Brief. Each entry below is to be transcribed exactly.
[start of Input for this task]
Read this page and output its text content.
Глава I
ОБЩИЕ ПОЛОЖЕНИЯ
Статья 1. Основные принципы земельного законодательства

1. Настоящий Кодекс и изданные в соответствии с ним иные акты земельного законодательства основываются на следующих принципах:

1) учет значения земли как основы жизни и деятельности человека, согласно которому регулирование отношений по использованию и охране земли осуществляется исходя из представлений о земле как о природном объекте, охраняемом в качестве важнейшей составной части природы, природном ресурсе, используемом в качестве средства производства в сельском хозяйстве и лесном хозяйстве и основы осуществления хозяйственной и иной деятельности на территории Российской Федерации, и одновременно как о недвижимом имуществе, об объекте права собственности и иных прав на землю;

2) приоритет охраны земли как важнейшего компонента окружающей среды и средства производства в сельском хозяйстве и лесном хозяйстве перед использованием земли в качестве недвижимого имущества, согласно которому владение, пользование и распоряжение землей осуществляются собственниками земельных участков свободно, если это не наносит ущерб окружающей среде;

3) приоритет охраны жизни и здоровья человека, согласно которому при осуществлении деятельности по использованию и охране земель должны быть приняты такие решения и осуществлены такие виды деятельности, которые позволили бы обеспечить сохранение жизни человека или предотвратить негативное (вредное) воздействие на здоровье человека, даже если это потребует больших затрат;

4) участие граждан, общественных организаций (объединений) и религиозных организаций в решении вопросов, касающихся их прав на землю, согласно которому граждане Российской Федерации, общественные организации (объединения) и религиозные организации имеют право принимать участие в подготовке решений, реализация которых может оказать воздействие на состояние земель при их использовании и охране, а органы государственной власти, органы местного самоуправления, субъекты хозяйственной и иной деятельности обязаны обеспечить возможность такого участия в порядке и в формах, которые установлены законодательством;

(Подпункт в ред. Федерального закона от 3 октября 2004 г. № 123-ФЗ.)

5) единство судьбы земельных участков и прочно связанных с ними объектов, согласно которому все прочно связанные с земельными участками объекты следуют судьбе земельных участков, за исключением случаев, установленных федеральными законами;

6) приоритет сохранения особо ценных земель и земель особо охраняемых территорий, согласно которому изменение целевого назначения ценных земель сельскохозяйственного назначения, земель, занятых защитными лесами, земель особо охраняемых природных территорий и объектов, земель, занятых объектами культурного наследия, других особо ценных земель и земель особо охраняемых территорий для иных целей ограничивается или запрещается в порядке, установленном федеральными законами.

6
[end of Input for this task]
Complete answer.
Read this page and output its text content.
Глава I
ОБЩИЕ ПОЛОЖЕНИЯ
Статья 1. Основные принципы земельного законодательства

1. Настоящий Кодекс и изданные в соответствии с ним иные акты земельного законодательства основываются на следующих принципах:

1) учет значения земли как основы жизни и деятельности человека, согласно которому регулирование отношений по использованию и охране земли осуществляется исходя из представлений о земле как о природном объекте, охраняемом в качестве важнейшей составной части природы, природном ресурсе, используемом в качестве средства производства в сельском хозяйстве и лесном хозяйстве и основы осуществления хозяйственной и иной деятельности на территории Российской Федерации, и одновременно как о недвижимом имуществе, об объекте права собственности и иных прав на землю;

2) приоритет охраны земли как важнейшего компонента окружающей среды и средства производства в сельском хозяйстве и лесном хозяйстве перед использованием земли в качестве недвижимого имущества, согласно которому владение, пользование и распоряжение землей осуществляются собственниками земельных участков свободно, если это не наносит ущерб окружающей среде;

3) приоритет охраны жизни и здоровья человека, согласно которому при осуществлении деятельности по использованию и охране земель должны быть приняты такие решения и осуществлены такие виды деятельности, которые позволили бы обеспечить сохранение жизни человека или предотвратить негативное (вредное) воздействие на здоровье человека, даже если это потребует больших затрат;

4) участие граждан, общественных организаций (объединений) и религиозных организаций в решении вопросов, касающихся их прав на землю, согласно которому граждане Российской Федерации, общественные организации (объединения) и религиозные организации имеют право принимать участие в подготовке решений, реализация которых может оказать воздействие на состояние земель при их использовании и охране, а органы государственной власти, органы местного самоуправления, субъекты хозяйственной и иной деятельности обязаны обеспечить возможность такого участия в порядке и в формах, которые установлены законодательством;

(Подпункт в ред. Федерального закона от 3 октября 2004 г. № 123-ФЗ.)

5) единство судьбы земельных участков и прочно связанных с ними объектов, согласно которому все прочно связанные с земельными участками объекты следуют судьбе земельных участков, за исключением случаев, установленных федеральными законами;

6) приоритет сохранения особо ценных земель и земель особо охраняемых территорий, согласно которому изменение целевого назначения ценных земель сельскохозяйственного назначения, земель, занятых защитными лесами, земель особо охраняемых природных территорий и объектов, земель, занятых объектами культурного наследия, других особо ценных земель и земель особо охраняемых территорий для иных целей ограничивается или запрещается в порядке, установленном федеральными законами.

6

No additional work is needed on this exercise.